> _Work to do_:
Copy out the listing in full, exactly as written, but not its pictures.

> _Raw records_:
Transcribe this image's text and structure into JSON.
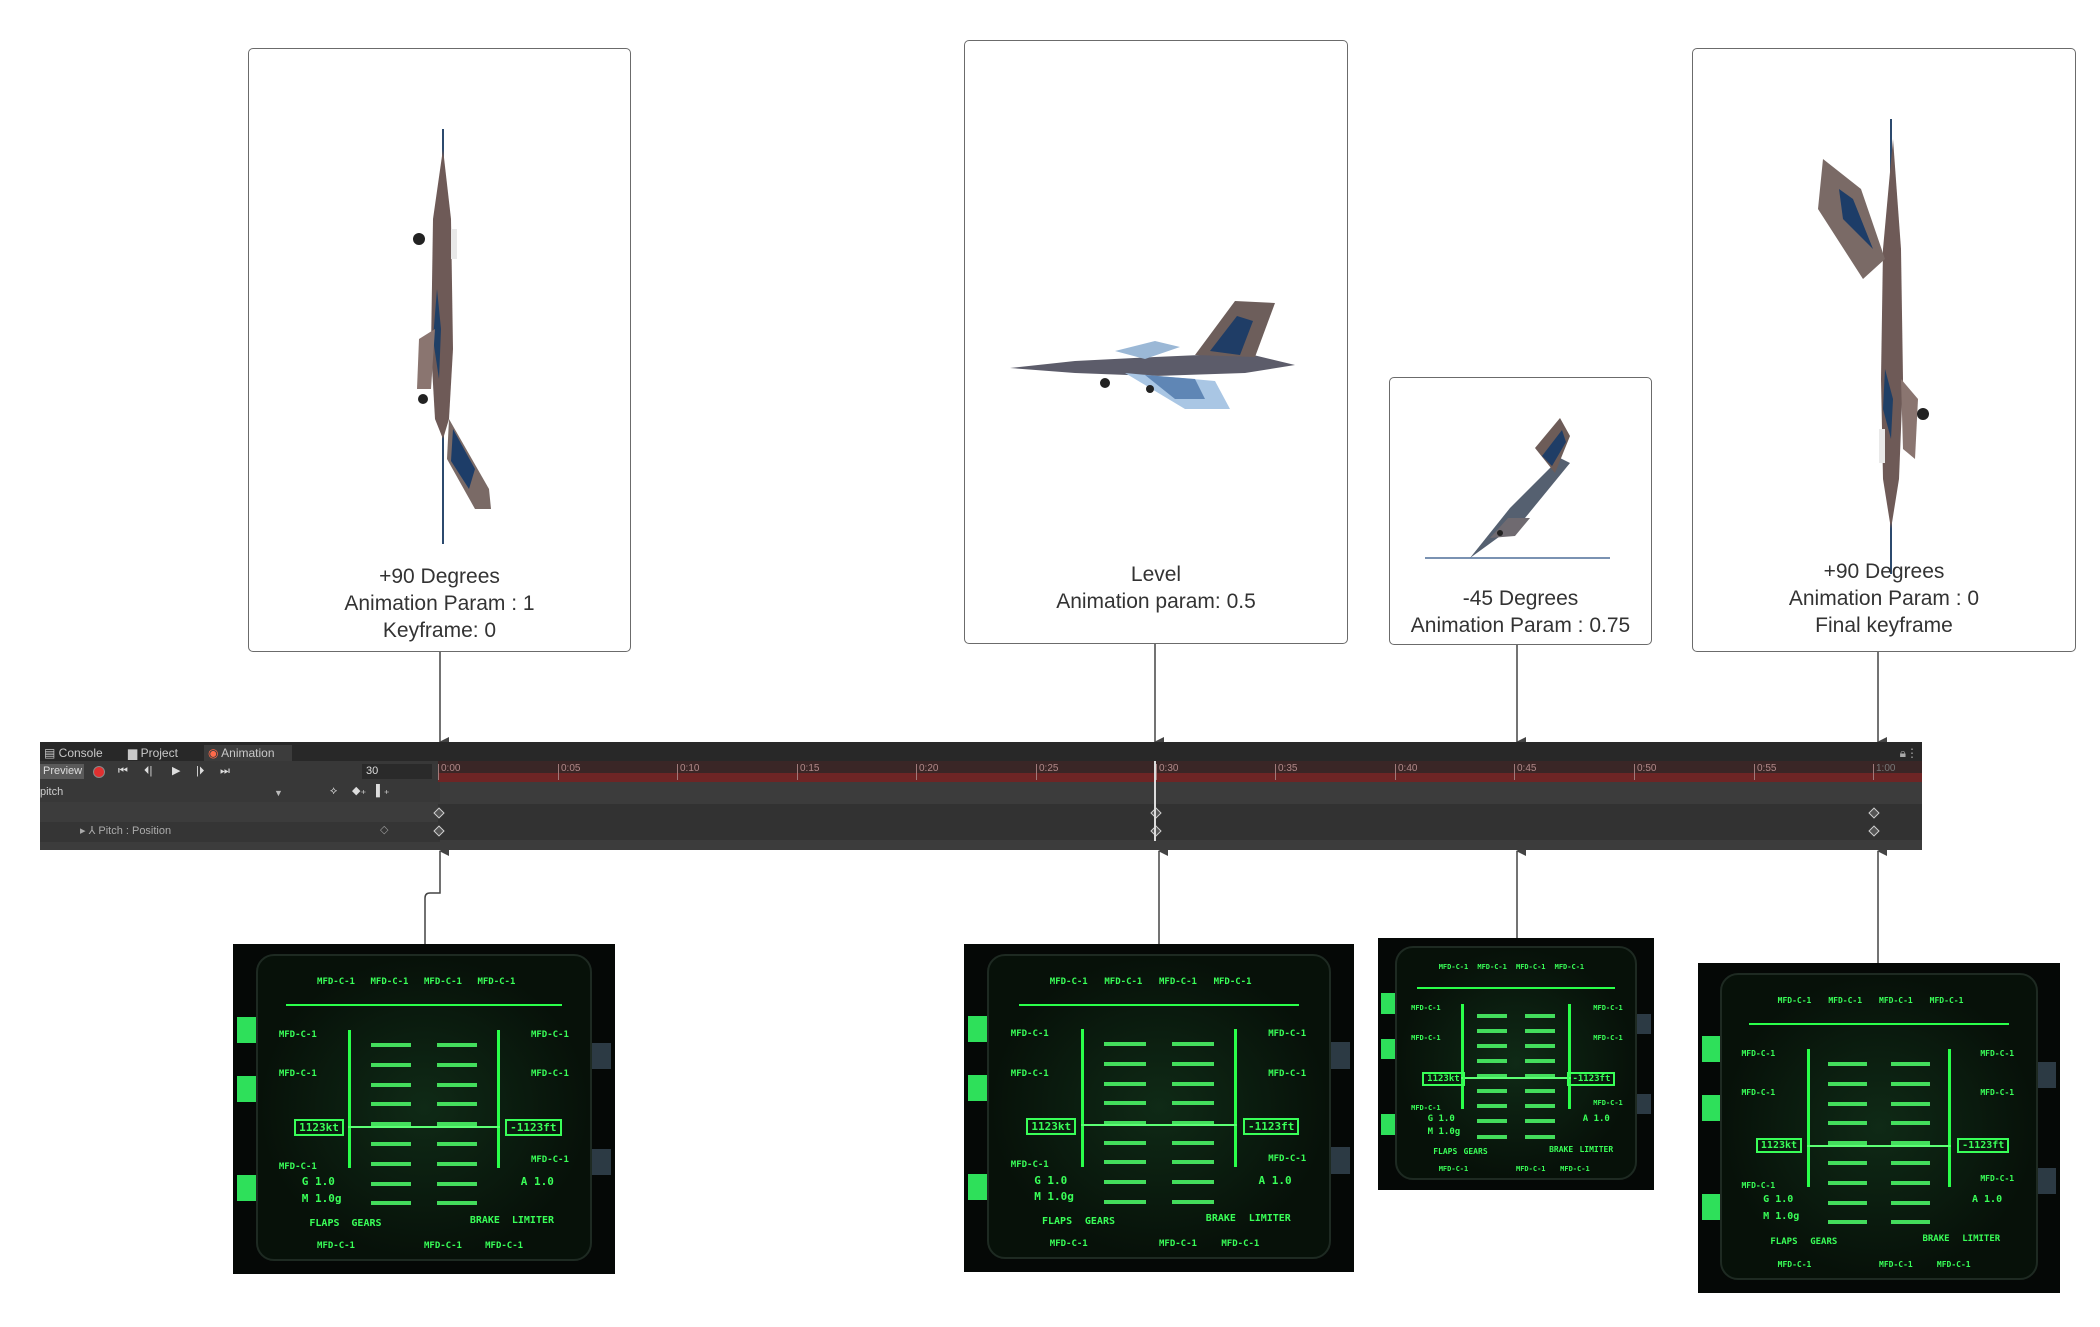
{
  "cards": [
    {
      "lines": [
        "+90 Degrees",
        "Animation Param : 1",
        "Keyframe: 0"
      ]
    },
    {
      "lines": [
        "Level",
        "Animation param: 0.5"
      ]
    },
    {
      "lines": [
        "-45 Degrees",
        "Animation Param : 0.75"
      ]
    },
    {
      "lines": [
        "+90 Degrees",
        "Animation Param : 0",
        "Final keyframe"
      ]
    }
  ],
  "timeline": {
    "tabs": [
      "Console",
      "Project",
      "Animation"
    ],
    "active_tab": "Animation",
    "preview_label": "Preview",
    "frame_value": "30",
    "clip_name": "pitch",
    "property_label": "Pitch : Position",
    "ruler_ticks": [
      "0:00",
      "0:05",
      "0:10",
      "0:15",
      "0:20",
      "0:25",
      "0:30",
      "0:35",
      "0:40",
      "0:45",
      "0:50",
      "0:55",
      "1:00"
    ]
  },
  "hud": {
    "mfd_label": "MFD-C-1",
    "speed": "1123kt",
    "altitude": "-1123ft",
    "g_readout": "G 1.0",
    "m_readout": "M 1.0g",
    "a_readout": "A 1.0",
    "flaps": "FLAPS",
    "gears": "GEARS",
    "brake": "BRAKE",
    "limiter": "LIMITER"
  },
  "colors": {
    "hud_green": "#39ff58",
    "timeline_bg": "#3c3c3c",
    "ruler_red": "#6e2525",
    "card_border": "#6b6b6b"
  }
}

> _Correct output_:
Transcribe this image's text and structure into JSON.
{
  "cards": [
    {
      "lines": [
        "+90 Degrees",
        "Animation Param : 1",
        "Keyframe: 0"
      ]
    },
    {
      "lines": [
        "Level",
        "Animation param: 0.5"
      ]
    },
    {
      "lines": [
        "-45 Degrees",
        "Animation Param : 0.75"
      ]
    },
    {
      "lines": [
        "+90 Degrees",
        "Animation Param : 0",
        "Final keyframe"
      ]
    }
  ],
  "timeline": {
    "tabs": [
      "Console",
      "Project",
      "Animation"
    ],
    "active_tab": "Animation",
    "preview_label": "Preview",
    "frame_value": "30",
    "clip_name": "pitch",
    "property_label": "Pitch : Position",
    "ruler_ticks": [
      "0:00",
      "0:05",
      "0:10",
      "0:15",
      "0:20",
      "0:25",
      "0:30",
      "0:35",
      "0:40",
      "0:45",
      "0:50",
      "0:55",
      "1:00"
    ]
  },
  "hud": {
    "mfd_label": "MFD-C-1",
    "speed": "1123kt",
    "altitude": "-1123ft",
    "g_readout": "G 1.0",
    "m_readout": "M 1.0g",
    "a_readout": "A 1.0",
    "flaps": "FLAPS",
    "gears": "GEARS",
    "brake": "BRAKE",
    "limiter": "LIMITER"
  },
  "colors": {
    "hud_green": "#39ff58",
    "timeline_bg": "#3c3c3c",
    "ruler_red": "#6e2525",
    "card_border": "#6b6b6b"
  }
}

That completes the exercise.